'''

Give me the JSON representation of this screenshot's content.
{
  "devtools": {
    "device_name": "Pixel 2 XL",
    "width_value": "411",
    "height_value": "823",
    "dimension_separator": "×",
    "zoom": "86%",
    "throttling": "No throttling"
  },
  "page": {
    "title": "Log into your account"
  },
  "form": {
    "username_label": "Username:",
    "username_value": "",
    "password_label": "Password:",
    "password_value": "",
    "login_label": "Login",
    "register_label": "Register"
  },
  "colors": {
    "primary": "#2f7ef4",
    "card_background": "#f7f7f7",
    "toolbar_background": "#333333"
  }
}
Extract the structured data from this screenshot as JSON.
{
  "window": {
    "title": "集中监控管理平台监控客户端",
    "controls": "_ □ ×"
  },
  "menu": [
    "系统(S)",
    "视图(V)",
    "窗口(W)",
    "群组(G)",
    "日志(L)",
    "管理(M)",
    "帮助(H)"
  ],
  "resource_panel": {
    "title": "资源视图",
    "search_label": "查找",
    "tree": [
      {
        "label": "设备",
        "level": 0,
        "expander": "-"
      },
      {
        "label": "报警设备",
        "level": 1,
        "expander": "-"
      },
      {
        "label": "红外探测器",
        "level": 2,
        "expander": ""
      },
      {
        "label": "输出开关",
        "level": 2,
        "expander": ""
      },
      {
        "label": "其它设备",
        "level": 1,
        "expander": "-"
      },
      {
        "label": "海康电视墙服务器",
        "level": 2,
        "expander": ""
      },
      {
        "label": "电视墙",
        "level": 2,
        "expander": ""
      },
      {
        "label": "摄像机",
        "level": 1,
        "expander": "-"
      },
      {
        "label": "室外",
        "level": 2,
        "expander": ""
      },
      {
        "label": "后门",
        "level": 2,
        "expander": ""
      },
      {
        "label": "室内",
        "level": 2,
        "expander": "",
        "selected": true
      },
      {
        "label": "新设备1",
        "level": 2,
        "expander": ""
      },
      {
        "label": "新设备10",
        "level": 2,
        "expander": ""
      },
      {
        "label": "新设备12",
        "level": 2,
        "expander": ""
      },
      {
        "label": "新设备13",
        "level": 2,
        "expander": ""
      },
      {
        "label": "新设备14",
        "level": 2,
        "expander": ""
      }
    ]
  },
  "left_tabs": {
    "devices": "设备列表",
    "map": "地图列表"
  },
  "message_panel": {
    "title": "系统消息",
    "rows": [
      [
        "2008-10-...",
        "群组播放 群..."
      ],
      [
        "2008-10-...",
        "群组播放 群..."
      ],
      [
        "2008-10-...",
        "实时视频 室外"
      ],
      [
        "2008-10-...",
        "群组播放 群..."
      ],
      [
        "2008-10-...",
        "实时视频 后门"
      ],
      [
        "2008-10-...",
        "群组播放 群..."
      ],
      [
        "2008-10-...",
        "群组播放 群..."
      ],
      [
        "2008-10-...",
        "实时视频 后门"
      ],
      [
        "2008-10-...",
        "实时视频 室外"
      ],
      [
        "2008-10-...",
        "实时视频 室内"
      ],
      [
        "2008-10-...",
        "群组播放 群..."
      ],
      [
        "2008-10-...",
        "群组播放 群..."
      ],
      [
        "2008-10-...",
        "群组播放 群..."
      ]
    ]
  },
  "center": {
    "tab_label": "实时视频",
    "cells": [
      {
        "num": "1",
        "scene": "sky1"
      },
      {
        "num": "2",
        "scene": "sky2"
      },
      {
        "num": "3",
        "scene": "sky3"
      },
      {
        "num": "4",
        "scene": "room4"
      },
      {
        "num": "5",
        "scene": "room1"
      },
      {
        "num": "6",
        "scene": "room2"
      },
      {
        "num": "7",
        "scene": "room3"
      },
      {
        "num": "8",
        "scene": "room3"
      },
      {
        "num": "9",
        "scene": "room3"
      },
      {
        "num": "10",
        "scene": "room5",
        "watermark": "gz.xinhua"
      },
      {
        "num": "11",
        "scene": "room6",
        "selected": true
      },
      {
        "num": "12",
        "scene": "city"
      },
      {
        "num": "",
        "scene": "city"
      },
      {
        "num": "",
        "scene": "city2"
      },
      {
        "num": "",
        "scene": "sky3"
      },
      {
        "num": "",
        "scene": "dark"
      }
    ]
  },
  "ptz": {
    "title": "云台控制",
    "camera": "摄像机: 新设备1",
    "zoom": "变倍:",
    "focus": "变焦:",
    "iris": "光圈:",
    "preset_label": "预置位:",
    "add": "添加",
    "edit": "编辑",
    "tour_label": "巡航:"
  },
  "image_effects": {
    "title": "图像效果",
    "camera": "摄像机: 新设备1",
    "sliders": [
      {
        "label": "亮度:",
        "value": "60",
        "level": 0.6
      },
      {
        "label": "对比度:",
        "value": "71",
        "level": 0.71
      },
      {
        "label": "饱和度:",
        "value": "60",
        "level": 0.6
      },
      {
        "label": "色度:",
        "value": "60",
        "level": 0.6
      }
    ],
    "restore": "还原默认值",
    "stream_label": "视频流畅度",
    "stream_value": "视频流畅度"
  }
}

'''

The task
From the data above, pick out each line containing "title" and copy it.

Exercise response
    "title": "Log into your account"
    "title": "集中监控管理平台监控客户端",
    "title": "资源视图",
    "title": "系统消息",
    "title": "云台控制",
    "title": "图像效果",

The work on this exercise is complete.